Rows from a dataset
##########

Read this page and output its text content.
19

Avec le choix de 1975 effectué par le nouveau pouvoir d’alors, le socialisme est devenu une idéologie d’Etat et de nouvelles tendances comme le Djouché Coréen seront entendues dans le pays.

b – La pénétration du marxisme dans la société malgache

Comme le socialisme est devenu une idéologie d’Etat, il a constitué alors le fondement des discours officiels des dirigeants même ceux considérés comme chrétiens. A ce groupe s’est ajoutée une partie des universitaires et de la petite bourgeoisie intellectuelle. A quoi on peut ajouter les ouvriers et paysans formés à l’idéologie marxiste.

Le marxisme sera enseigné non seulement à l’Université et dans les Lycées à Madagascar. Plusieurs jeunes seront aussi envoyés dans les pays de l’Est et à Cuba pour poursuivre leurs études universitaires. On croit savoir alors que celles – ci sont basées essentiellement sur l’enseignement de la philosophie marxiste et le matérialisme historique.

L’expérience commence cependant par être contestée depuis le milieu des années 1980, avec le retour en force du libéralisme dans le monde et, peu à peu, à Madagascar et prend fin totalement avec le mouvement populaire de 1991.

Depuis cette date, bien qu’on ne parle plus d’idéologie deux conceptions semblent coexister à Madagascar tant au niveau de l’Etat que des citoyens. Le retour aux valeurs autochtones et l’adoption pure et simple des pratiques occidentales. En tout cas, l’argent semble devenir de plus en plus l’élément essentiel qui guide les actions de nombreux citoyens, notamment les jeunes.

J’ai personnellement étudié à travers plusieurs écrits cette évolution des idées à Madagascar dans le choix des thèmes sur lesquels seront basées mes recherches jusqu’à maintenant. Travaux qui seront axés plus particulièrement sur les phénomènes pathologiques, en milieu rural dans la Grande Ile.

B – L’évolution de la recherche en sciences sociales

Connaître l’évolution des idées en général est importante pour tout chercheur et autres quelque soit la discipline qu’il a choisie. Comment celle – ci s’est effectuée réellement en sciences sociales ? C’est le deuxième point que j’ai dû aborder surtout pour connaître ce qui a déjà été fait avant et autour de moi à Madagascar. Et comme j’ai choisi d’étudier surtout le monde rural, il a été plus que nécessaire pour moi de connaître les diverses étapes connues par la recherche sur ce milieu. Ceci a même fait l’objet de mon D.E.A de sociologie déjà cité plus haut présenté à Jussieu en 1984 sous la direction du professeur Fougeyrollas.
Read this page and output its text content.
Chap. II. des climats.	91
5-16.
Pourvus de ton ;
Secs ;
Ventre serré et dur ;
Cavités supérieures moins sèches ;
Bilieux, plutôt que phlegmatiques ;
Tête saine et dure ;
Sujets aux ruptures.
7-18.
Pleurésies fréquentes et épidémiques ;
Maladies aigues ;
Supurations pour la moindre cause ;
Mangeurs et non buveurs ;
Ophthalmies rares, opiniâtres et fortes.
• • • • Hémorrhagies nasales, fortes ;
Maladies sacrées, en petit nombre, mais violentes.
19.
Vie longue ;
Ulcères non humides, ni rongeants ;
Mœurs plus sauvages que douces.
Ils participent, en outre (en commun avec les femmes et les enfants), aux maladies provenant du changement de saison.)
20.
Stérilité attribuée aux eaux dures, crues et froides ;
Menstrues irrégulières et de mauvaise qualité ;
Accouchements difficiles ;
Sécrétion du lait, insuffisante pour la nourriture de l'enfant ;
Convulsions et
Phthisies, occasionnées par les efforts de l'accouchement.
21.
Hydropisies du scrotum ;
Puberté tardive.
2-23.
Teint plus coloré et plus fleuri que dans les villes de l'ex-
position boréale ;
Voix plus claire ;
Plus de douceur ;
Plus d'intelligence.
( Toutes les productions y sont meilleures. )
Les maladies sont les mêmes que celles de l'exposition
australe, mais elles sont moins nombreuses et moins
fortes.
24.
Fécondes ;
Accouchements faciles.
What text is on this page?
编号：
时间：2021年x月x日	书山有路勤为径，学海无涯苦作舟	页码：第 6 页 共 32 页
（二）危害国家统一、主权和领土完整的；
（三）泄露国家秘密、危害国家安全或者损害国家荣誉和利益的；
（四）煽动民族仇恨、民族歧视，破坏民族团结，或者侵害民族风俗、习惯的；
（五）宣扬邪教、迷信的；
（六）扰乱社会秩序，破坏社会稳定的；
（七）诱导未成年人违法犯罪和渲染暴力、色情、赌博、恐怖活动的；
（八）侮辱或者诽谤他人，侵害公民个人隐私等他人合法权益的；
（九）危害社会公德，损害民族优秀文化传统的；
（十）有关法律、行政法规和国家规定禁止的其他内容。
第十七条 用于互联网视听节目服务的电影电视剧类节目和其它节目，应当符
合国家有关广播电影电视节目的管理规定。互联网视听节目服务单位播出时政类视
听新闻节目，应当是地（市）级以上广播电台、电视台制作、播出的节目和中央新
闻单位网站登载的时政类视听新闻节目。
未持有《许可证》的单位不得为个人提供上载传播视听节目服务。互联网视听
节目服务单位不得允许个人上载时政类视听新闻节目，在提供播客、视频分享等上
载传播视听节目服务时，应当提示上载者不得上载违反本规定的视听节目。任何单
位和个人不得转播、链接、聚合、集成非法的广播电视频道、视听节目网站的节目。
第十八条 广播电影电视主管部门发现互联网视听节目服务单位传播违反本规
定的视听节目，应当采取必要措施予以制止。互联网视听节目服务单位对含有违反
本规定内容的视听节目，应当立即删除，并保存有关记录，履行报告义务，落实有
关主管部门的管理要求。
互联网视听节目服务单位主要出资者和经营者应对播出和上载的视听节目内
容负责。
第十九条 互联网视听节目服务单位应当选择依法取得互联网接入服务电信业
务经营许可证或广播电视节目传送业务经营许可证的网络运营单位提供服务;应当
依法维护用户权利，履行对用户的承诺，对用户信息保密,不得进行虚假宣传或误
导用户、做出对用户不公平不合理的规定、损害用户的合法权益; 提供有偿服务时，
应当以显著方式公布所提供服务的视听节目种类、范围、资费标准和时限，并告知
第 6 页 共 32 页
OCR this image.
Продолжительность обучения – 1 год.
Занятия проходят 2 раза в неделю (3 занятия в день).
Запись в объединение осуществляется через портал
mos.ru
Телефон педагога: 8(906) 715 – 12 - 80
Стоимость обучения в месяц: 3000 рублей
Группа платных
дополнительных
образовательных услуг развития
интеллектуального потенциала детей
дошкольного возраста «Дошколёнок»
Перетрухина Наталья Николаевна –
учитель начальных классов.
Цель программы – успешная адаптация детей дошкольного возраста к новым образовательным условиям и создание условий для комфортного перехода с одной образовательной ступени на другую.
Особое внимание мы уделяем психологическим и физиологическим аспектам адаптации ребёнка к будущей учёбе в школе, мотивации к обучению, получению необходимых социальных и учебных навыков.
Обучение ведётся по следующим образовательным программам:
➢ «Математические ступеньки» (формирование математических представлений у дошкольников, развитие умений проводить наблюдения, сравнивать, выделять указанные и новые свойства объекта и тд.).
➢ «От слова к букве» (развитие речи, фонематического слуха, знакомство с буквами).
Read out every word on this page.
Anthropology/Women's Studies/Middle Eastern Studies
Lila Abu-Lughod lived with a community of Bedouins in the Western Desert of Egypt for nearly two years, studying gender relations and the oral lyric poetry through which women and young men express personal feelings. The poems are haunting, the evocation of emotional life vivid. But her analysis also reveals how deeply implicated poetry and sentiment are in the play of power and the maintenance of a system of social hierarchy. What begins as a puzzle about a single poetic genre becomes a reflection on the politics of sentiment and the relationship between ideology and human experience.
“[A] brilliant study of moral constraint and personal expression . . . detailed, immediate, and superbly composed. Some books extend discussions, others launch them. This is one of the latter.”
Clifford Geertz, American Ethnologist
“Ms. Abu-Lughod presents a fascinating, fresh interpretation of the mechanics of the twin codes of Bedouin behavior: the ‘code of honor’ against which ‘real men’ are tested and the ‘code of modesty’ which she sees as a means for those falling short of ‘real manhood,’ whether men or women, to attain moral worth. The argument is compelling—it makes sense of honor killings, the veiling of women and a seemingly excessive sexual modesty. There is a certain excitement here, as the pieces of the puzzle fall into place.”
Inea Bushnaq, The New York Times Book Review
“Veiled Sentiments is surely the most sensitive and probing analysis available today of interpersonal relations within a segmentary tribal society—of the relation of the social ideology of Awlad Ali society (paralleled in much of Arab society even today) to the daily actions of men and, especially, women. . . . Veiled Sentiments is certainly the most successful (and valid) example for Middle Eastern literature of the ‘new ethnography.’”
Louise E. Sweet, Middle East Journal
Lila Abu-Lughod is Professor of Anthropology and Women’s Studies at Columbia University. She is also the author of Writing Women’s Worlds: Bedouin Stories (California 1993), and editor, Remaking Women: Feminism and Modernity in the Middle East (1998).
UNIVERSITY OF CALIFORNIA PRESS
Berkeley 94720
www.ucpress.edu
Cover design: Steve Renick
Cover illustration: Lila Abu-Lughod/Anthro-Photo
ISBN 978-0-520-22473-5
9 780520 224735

##########

Tally the lines in these entries that have the string "возраста" in them, then answer with the count and nothing else.

_In response_
2